(Records from a collection)
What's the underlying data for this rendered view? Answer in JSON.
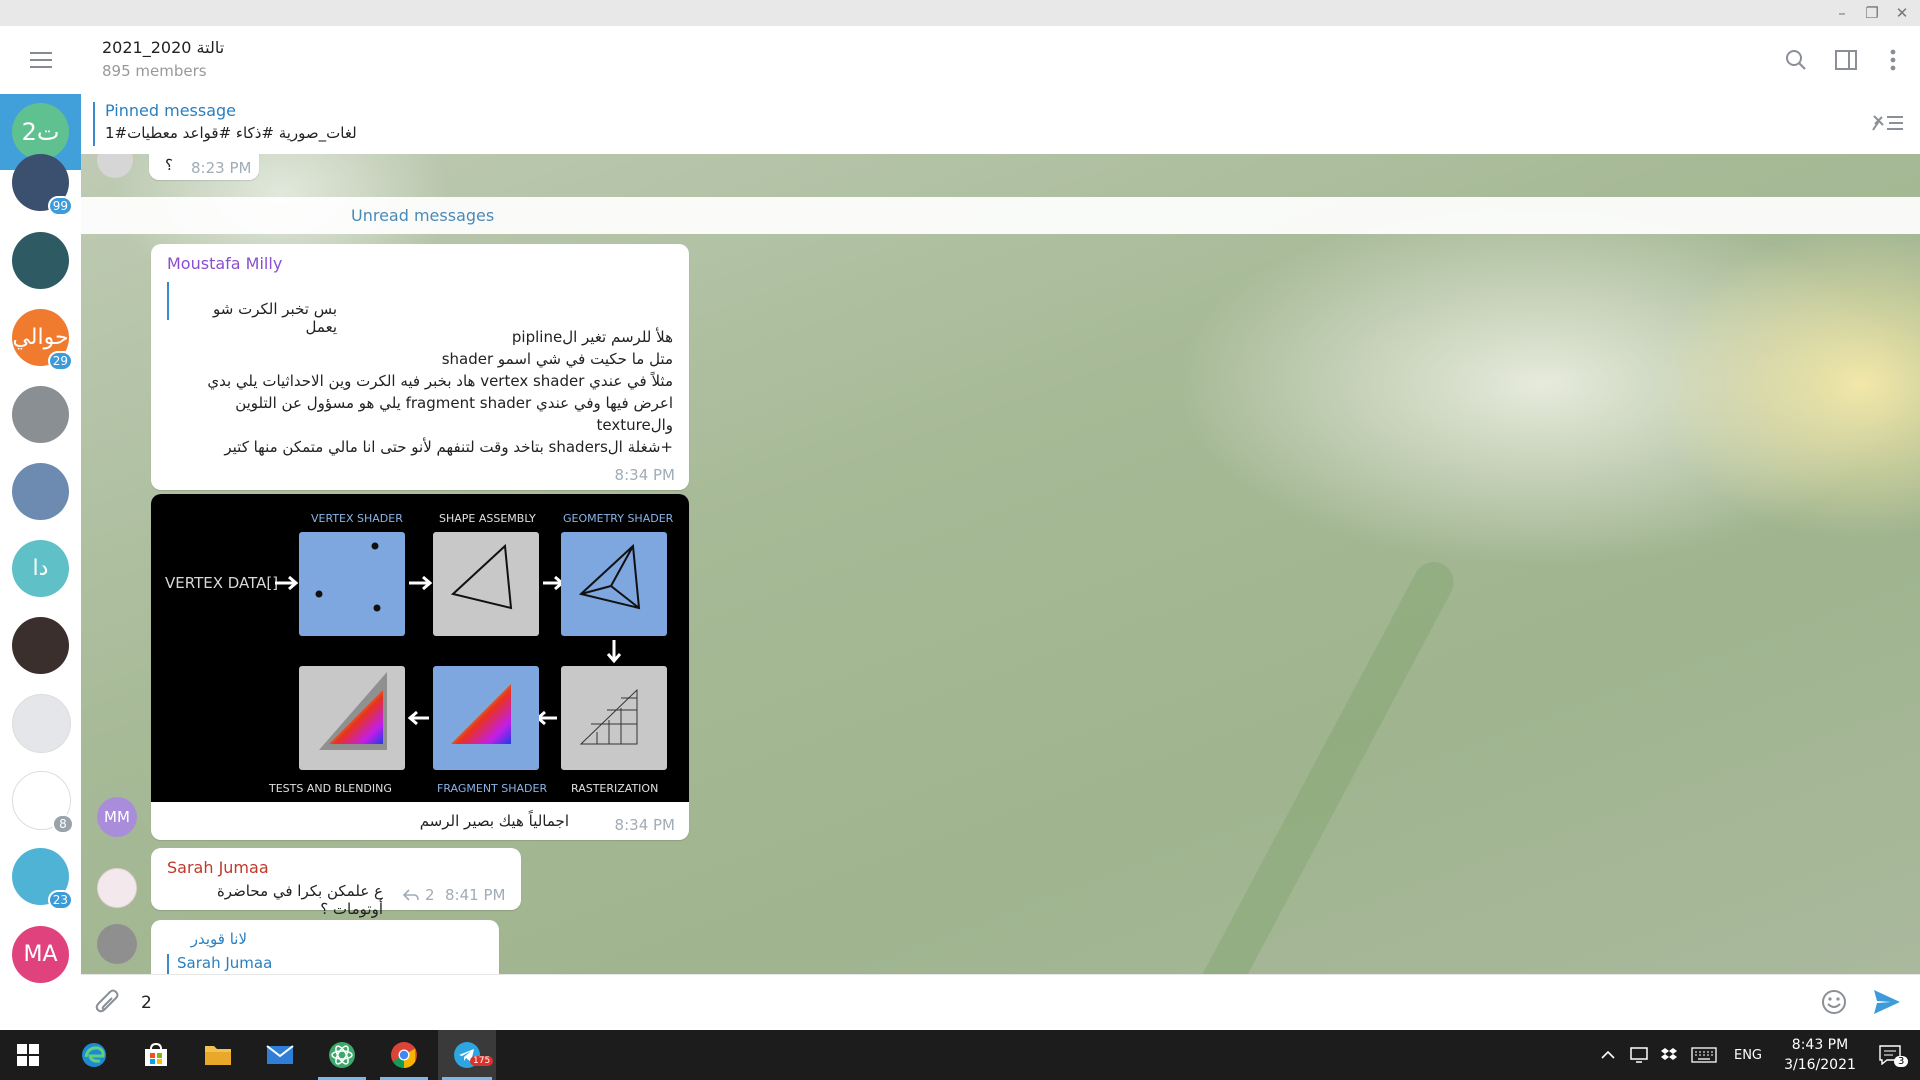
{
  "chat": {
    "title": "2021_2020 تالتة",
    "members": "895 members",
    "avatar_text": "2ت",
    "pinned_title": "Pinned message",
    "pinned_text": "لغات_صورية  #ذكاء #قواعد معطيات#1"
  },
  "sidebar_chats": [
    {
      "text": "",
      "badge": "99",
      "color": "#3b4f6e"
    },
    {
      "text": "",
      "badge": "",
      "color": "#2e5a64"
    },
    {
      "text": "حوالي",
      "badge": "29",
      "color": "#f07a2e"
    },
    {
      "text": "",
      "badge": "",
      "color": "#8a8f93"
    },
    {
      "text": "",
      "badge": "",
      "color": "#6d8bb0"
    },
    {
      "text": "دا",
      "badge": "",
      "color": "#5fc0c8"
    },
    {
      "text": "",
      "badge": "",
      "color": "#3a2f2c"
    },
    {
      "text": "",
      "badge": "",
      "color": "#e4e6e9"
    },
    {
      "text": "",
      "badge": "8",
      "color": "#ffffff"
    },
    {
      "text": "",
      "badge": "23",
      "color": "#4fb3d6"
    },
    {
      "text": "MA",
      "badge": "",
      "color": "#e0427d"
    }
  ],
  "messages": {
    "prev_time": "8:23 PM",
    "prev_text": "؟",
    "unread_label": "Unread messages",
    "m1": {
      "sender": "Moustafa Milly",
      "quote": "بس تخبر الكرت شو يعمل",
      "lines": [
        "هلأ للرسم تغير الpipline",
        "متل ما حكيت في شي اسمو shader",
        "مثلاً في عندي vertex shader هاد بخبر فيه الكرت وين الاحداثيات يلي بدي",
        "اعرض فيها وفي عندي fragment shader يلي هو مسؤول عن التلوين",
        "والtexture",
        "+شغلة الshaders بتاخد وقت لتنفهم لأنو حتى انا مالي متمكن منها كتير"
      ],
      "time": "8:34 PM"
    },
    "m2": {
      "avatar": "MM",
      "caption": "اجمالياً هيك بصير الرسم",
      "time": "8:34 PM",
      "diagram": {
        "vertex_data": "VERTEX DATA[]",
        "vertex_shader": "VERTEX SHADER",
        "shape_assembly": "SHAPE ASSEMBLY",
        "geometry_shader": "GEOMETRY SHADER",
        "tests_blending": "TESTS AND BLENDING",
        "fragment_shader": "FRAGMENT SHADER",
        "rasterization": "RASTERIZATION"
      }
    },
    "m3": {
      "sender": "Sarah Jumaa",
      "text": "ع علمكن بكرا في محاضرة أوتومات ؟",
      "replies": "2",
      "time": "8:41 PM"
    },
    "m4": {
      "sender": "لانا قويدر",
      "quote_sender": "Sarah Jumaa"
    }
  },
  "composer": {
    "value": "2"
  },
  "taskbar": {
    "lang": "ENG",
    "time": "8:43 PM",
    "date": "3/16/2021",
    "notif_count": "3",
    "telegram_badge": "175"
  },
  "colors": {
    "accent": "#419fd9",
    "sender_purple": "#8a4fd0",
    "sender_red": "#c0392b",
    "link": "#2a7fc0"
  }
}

## [GIVEN EXERCISE]
Find the lines holding "Sarah" and list every one.

## [CORRECT RESULT]
      "sender": "Sarah Jumaa",
      "quote_sender": "Sarah Jumaa"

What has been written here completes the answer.